**** Task material ****

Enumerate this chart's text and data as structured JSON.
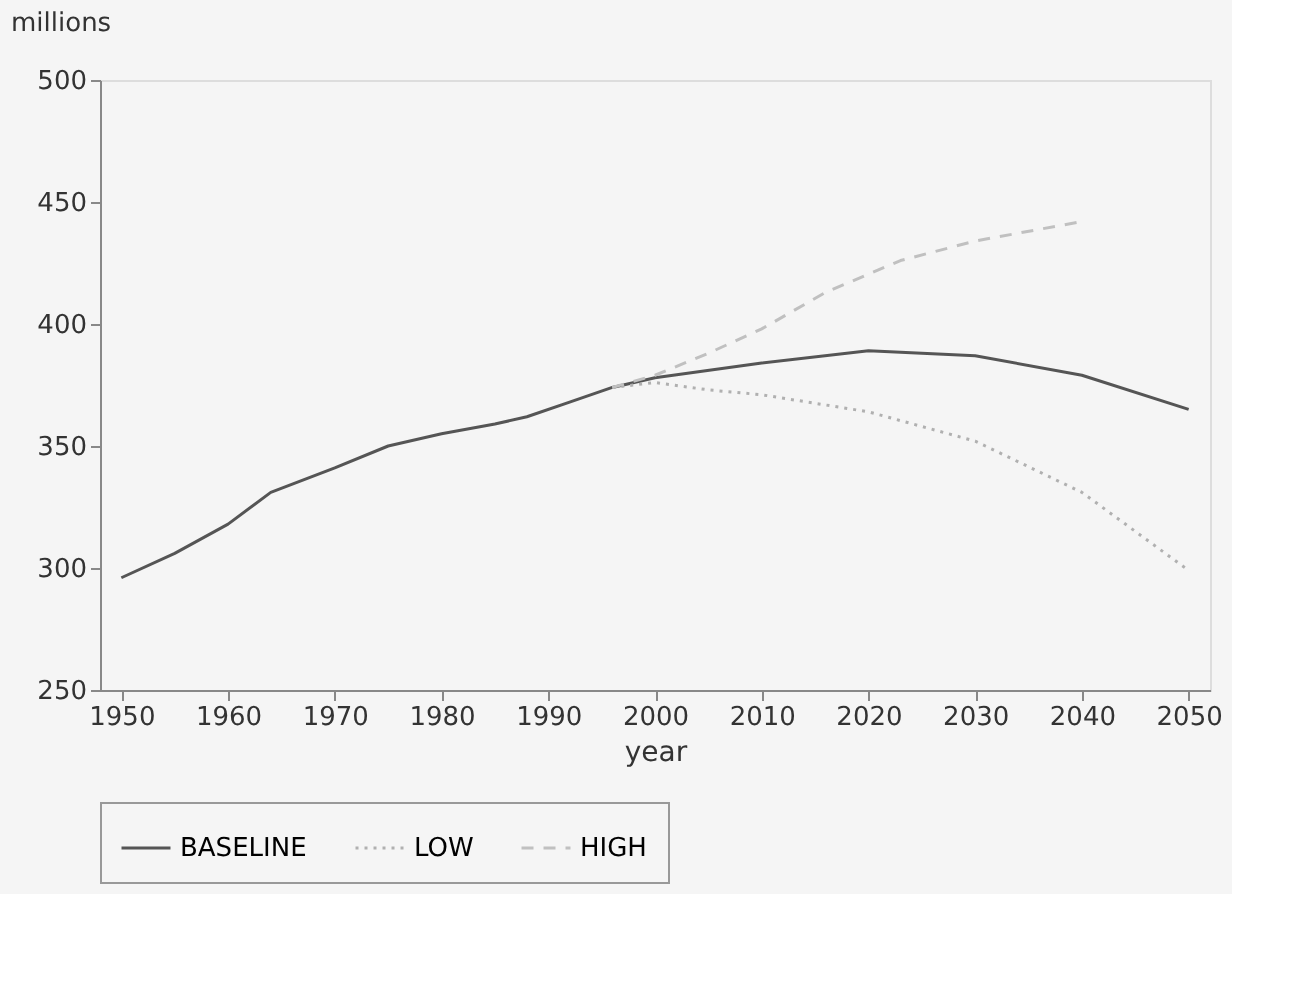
{
  "chart_data": {
    "type": "line",
    "xlabel": "year",
    "ylabel": "millions",
    "xlim": [
      1948,
      2052
    ],
    "xticks": [
      1950,
      1960,
      1970,
      1980,
      1990,
      2000,
      2010,
      2020,
      2030,
      2040,
      2050
    ],
    "ylim": [
      250,
      500
    ],
    "yticks": [
      250,
      300,
      350,
      400,
      450,
      500
    ],
    "grid": false,
    "legend": "bottom",
    "marker": "none",
    "series": [
      {
        "name": "BASELINE",
        "color": "#555555",
        "line_style": "solid",
        "x": [
          1950,
          1955,
          1960,
          1964,
          1970,
          1975,
          1980,
          1985,
          1988,
          1992,
          1996,
          2000,
          2010,
          2020,
          2030,
          2040,
          2050
        ],
        "values": [
          296,
          306,
          318,
          331,
          341,
          350,
          355,
          359,
          362,
          368,
          374,
          378,
          384,
          389,
          387,
          379,
          365
        ]
      },
      {
        "name": "LOW",
        "color": "#b0b0b0",
        "line_style": "dotted",
        "x": [
          1996,
          2000,
          2005,
          2010,
          2020,
          2030,
          2040,
          2050
        ],
        "values": [
          374,
          376,
          373,
          371,
          364,
          352,
          331,
          299
        ]
      },
      {
        "name": "HIGH",
        "color": "#c0c0c0",
        "line_style": "dashed",
        "x": [
          1996,
          2000,
          2005,
          2010,
          2016,
          2023,
          2030,
          2040
        ],
        "values": [
          374,
          379,
          388,
          398,
          413,
          426,
          434,
          442
        ]
      }
    ]
  }
}
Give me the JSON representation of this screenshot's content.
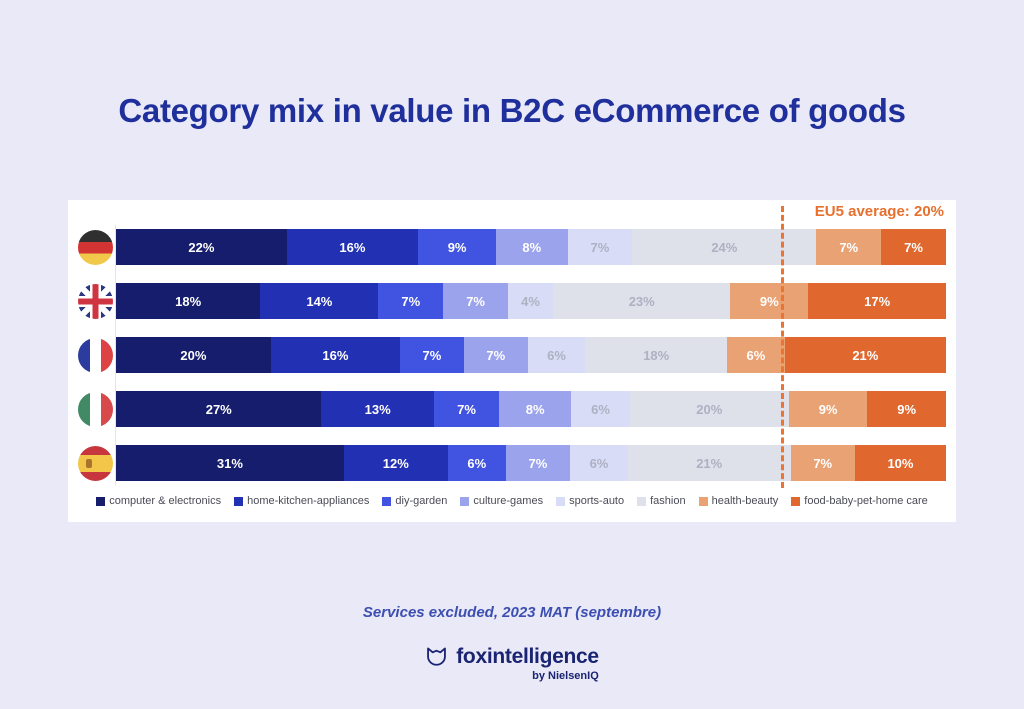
{
  "title": "Category mix in value in B2C eCommerce of goods",
  "annotation": {
    "label": "EU5 average: 20%"
  },
  "chart_data": {
    "type": "bar",
    "stacked": true,
    "orientation": "horizontal",
    "unit": "%",
    "series_labels": [
      "computer & electronics",
      "home-kitchen-appliances",
      "diy-garden",
      "culture-games",
      "sports-auto",
      "fashion",
      "health-beauty",
      "food-baby-pet-home care"
    ],
    "series_colors": [
      "#161d6d",
      "#2230b3",
      "#4153e1",
      "#9aa3ec",
      "#d9dcf6",
      "#dee0ea",
      "#e9a273",
      "#e0672d"
    ],
    "series_label_colors": [
      "#ffffff",
      "#ffffff",
      "#ffffff",
      "#ffffff",
      "#aeb1c2",
      "#aeb1c2",
      "#ffffff",
      "#ffffff"
    ],
    "eu5_average_line_position_pct": 80,
    "rows": [
      {
        "country": "Germany",
        "flag": "de",
        "values": [
          22,
          16,
          9,
          8,
          7,
          24,
          7,
          7
        ]
      },
      {
        "country": "United Kingdom",
        "flag": "gb",
        "values": [
          18,
          14,
          7,
          7,
          4,
          23,
          9,
          17
        ]
      },
      {
        "country": "France",
        "flag": "fr",
        "values": [
          20,
          16,
          7,
          7,
          6,
          18,
          6,
          21
        ]
      },
      {
        "country": "Italy",
        "flag": "it",
        "values": [
          27,
          13,
          7,
          8,
          6,
          20,
          9,
          9
        ]
      },
      {
        "country": "Spain",
        "flag": "es",
        "values": [
          31,
          12,
          6,
          7,
          6,
          21,
          7,
          10
        ]
      }
    ]
  },
  "footnote": "Services excluded, 2023 MAT (septembre)",
  "brand": {
    "name": "foxintelligence",
    "byline": "by NielsenIQ"
  },
  "colors": {
    "page_background": "#e9e9f7",
    "card_background": "#ffffff",
    "title_blue": "#1f2f9c",
    "accent_orange": "#e8702e",
    "footnote_blue": "#3c4fb1",
    "logo_navy": "#1a2472"
  }
}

****

▸ **Goal**: Work out how many lines of the listing above include "country". Answer with the number and nothing more.

▸ **Finished answer**: 5